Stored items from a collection
· · · ·
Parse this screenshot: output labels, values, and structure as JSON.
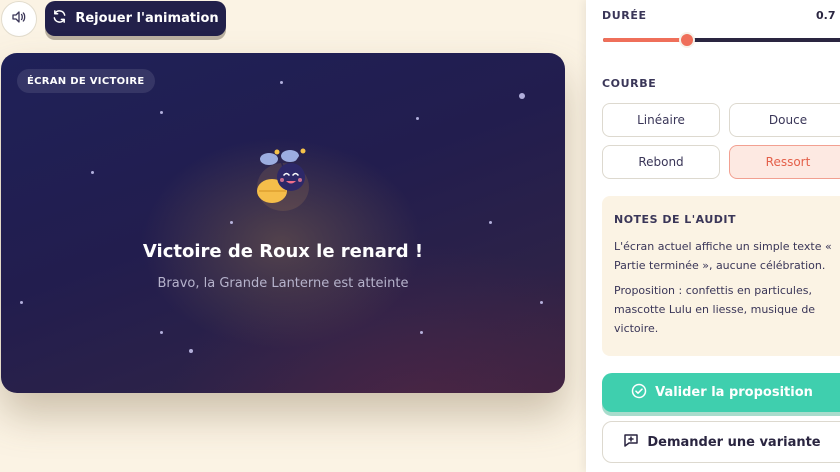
{
  "toolbar": {
    "sound_icon": "speaker-icon",
    "replay_icon": "refresh-icon",
    "replay_label": "Rejouer l'animation"
  },
  "stage": {
    "badge": "ÉCRAN DE VICTOIRE",
    "title": "Victoire de Roux le renard !",
    "subtitle": "Bravo, la Grande Lanterne est atteinte",
    "mascot_icon": "firefly-mascot-icon"
  },
  "panel": {
    "duration": {
      "label": "DURÉE",
      "value": "0.7",
      "fraction": 0.35
    },
    "curve": {
      "label": "COURBE",
      "options": [
        "Linéaire",
        "Douce",
        "Rebond",
        "Ressort"
      ],
      "selected": "Ressort"
    },
    "notes": {
      "title": "NOTES DE L'AUDIT",
      "paragraphs": [
        "L'écran actuel affiche un simple texte « Partie terminée », aucune célébration.",
        "Proposition : confettis en particules, mascotte Lulu en liesse, musique de victoire."
      ]
    },
    "validate_label": "Valider la proposition",
    "validate_icon": "check-circle-icon",
    "variant_label": "Demander une variante",
    "variant_icon": "comment-plus-icon"
  },
  "colors": {
    "accent": "#ef6f5a",
    "success": "#3fcfae",
    "dark": "#22204a",
    "background": "#fbf3e4"
  }
}
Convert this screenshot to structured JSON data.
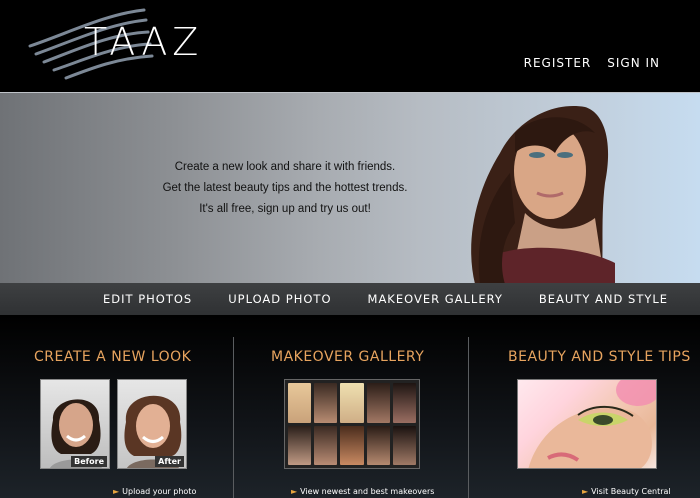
{
  "brand": {
    "logo_text": "TAAZ"
  },
  "header_links": {
    "register": "REGISTER",
    "sign_in": "SIGN IN"
  },
  "banner": {
    "tagline_1": "Create a new look and share it with friends.",
    "tagline_2": "Get the latest beauty tips and the hottest trends.",
    "tagline_3": "It's all free, sign up and try us out!"
  },
  "nav": {
    "edit_photos": "EDIT PHOTOS",
    "upload_photo": "UPLOAD PHOTO",
    "makeover_gallery": "MAKEOVER GALLERY",
    "beauty_and_style": "BEAUTY AND STYLE"
  },
  "sections": {
    "create": {
      "title": "CREATE A NEW LOOK",
      "before_label": "Before",
      "after_label": "After",
      "link": "Upload your photo"
    },
    "gallery": {
      "title": "MAKEOVER GALLERY",
      "link": "View newest and best makeovers"
    },
    "beauty": {
      "title": "BEAUTY AND STYLE TIPS",
      "link": "Visit Beauty Central"
    }
  },
  "colors": {
    "accent_orange": "#e7a45f",
    "arrow_gold": "#e8a640",
    "nav_bg": "#3a3c3e"
  }
}
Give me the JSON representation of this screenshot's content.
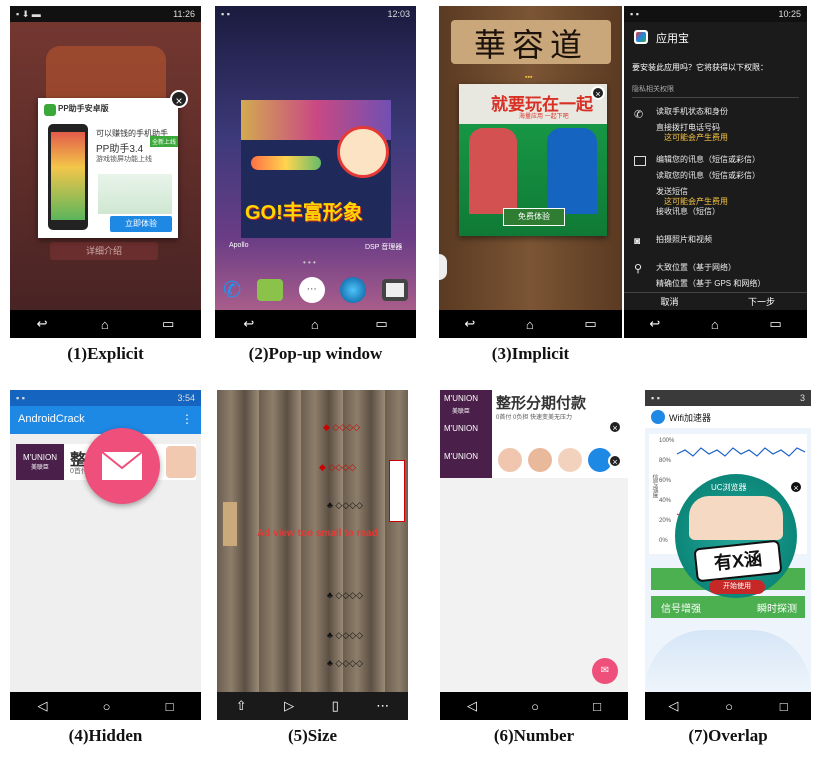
{
  "captions": [
    "(1)Explicit",
    "(2)Pop-up window",
    "(3)Implicit",
    "(4)Hidden",
    "(5)Size",
    "(6)Number",
    "(7)Overlap"
  ],
  "p1": {
    "time": "11:26",
    "popup_brand": "PP助手安卓版",
    "popup_line1": "可以赚钱的手机助手",
    "popup_line2": "PP助手3.4",
    "popup_badge": "全新上线",
    "popup_line3": "游戏锁屏功能上线",
    "popup_button": "立即体验",
    "bg_button": "详细介绍"
  },
  "p2": {
    "time": "12:03",
    "banner_text": "GO!丰富形象",
    "app_left": "Apollo",
    "app_right": "DSP 音理器"
  },
  "p3": {
    "board_title": "華容道",
    "ad_title": "就要玩在一起",
    "ad_sub": "海量应用 一起下吧",
    "ad_button": "免费体验",
    "time": "10:25",
    "store_name": "应用宝",
    "question": "要安装此应用吗？它将获得以下权限：",
    "section": "隐私相关权限",
    "perms": [
      {
        "icon": "phone-icon",
        "lines": [
          "读取手机状态和身份",
          "直接拨打电话号码"
        ],
        "warn": "这可能会产生费用"
      },
      {
        "icon": "message-icon",
        "lines": [
          "编辑您的讯息（短信或彩信）",
          "读取您的讯息（短信或彩信）",
          "发送短信"
        ],
        "warn": "这可能会产生费用",
        "after": "接收讯息（短信）"
      },
      {
        "icon": "camera-icon",
        "lines": [
          "拍摄照片和视频"
        ]
      },
      {
        "icon": "location-icon",
        "lines": [
          "大致位置（基于网络）",
          "精确位置（基于 GPS 和网络）"
        ]
      }
    ],
    "cancel": "取消",
    "next": "下一步"
  },
  "p4": {
    "time": "3:54",
    "app_title": "AndroidCrack",
    "ad_brand": "M'UNION",
    "ad_brand_cn": "美联臣",
    "ad_text": "整形",
    "ad_sub": "0首付"
  },
  "p5": {
    "overlay_text": "Ad view too small to read"
  },
  "p6": {
    "ad_brand": "M'UNION",
    "ad_brand_cn": "美联臣",
    "ad_title": "整形分期付款",
    "ad_sub": "0首付 0负担 快速变美无压力"
  },
  "p7": {
    "time": "3",
    "app_title": "Wifi加速器",
    "y_ticks": [
      "100%",
      "80%",
      "60%",
      "40%",
      "20%",
      "0%"
    ],
    "y_label": "信号强度",
    "ad_brand": "UC浏览器",
    "ad_badge": "有X涵",
    "ad_button": "开始使用",
    "btn1": "信号增强",
    "btn2": "瞬时探测"
  },
  "colors": {
    "pp_green": "#3aa93a",
    "tencent_blue": "#1e88e5",
    "ad_red": "#d93025",
    "fab_pink": "#ef4f7b",
    "wifi_green": "#4caf50"
  }
}
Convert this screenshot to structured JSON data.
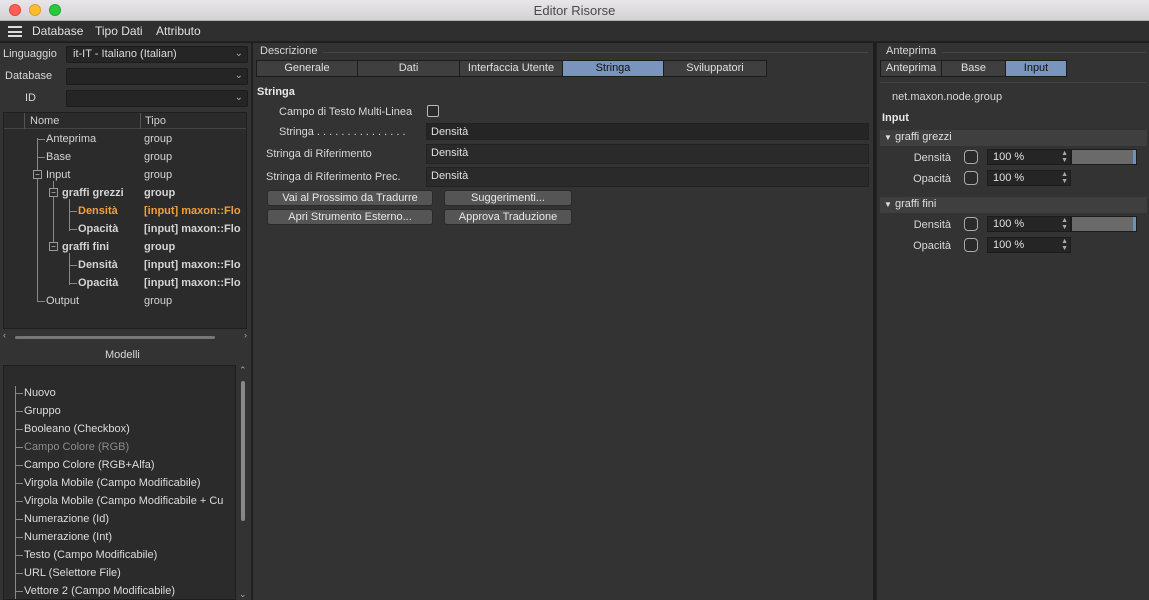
{
  "window": {
    "title": "Editor Risorse"
  },
  "menubar": {
    "items": [
      "Database",
      "Tipo Dati",
      "Attributo"
    ]
  },
  "left": {
    "language_label": "Linguaggio",
    "language_value": "it-IT - Italiano (Italian)",
    "database_label": "Database",
    "database_value": "",
    "id_label": "ID",
    "id_value": "",
    "tree": {
      "col_name": "Nome",
      "col_type": "Tipo",
      "rows": [
        {
          "name": "Anteprima",
          "type": "group"
        },
        {
          "name": "Base",
          "type": "group"
        },
        {
          "name": "Input",
          "type": "group"
        },
        {
          "name": "graffi grezzi",
          "type": "group"
        },
        {
          "name": "Densità",
          "type": "[input] maxon::Flo"
        },
        {
          "name": "Opacità",
          "type": "[input] maxon::Flo"
        },
        {
          "name": "graffi fini",
          "type": "group"
        },
        {
          "name": "Densità",
          "type": "[input] maxon::Flo"
        },
        {
          "name": "Opacità",
          "type": "[input] maxon::Flo"
        },
        {
          "name": "Output",
          "type": "group"
        }
      ]
    },
    "models_title": "Modelli",
    "models": [
      "Nuovo",
      "Gruppo",
      "Booleano (Checkbox)",
      "Campo Colore (RGB)",
      "Campo Colore (RGB+Alfa)",
      "Virgola Mobile (Campo Modificabile)",
      "Virgola Mobile (Campo Modificabile + Cu",
      "Numerazione (Id)",
      "Numerazione (Int)",
      "Testo (Campo Modificabile)",
      "URL (Selettore File)",
      "Vettore 2 (Campo Modificabile)"
    ]
  },
  "center": {
    "group_title": "Descrizione",
    "tabs": [
      "Generale",
      "Dati",
      "Interfaccia Utente",
      "Stringa",
      "Sviluppatori"
    ],
    "active_tab": "Stringa",
    "section_title": "Stringa",
    "multiline_label": "Campo di Testo Multi-Linea",
    "string_label": "Stringa . . . . . . . . . . . . . . .",
    "string_value": "Densità",
    "ref_label": "Stringa di Riferimento",
    "ref_value": "Densità",
    "prev_ref_label": "Stringa di Riferimento Prec.",
    "prev_ref_value": "Densità",
    "buttons": {
      "next": "Vai al Prossimo da Tradurre",
      "suggest": "Suggerimenti...",
      "external": "Apri Strumento Esterno...",
      "approve": "Approva Traduzione"
    }
  },
  "right": {
    "group_title": "Anteprima",
    "tabs": [
      "Anteprima",
      "Base",
      "Input"
    ],
    "active_tab": "Input",
    "node_id": "net.maxon.node.group",
    "input_title": "Input",
    "groups": [
      {
        "title": "graffi grezzi",
        "params": [
          {
            "label": "Densità",
            "value": "100 %",
            "fraction": 1.0
          },
          {
            "label": "Opacità",
            "value": "100 %"
          }
        ]
      },
      {
        "title": "graffi fini",
        "params": [
          {
            "label": "Densità",
            "value": "100 %",
            "fraction": 1.0
          },
          {
            "label": "Opacità",
            "value": "100 %"
          }
        ]
      }
    ]
  }
}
· · · ·
Where a line above contains the word "graffi", copy that line.

Worked answer:
          "name": "graffi grezzi",
          "name": "graffi fini",
        "title": "graffi grezzi",
        "title": "graffi fini",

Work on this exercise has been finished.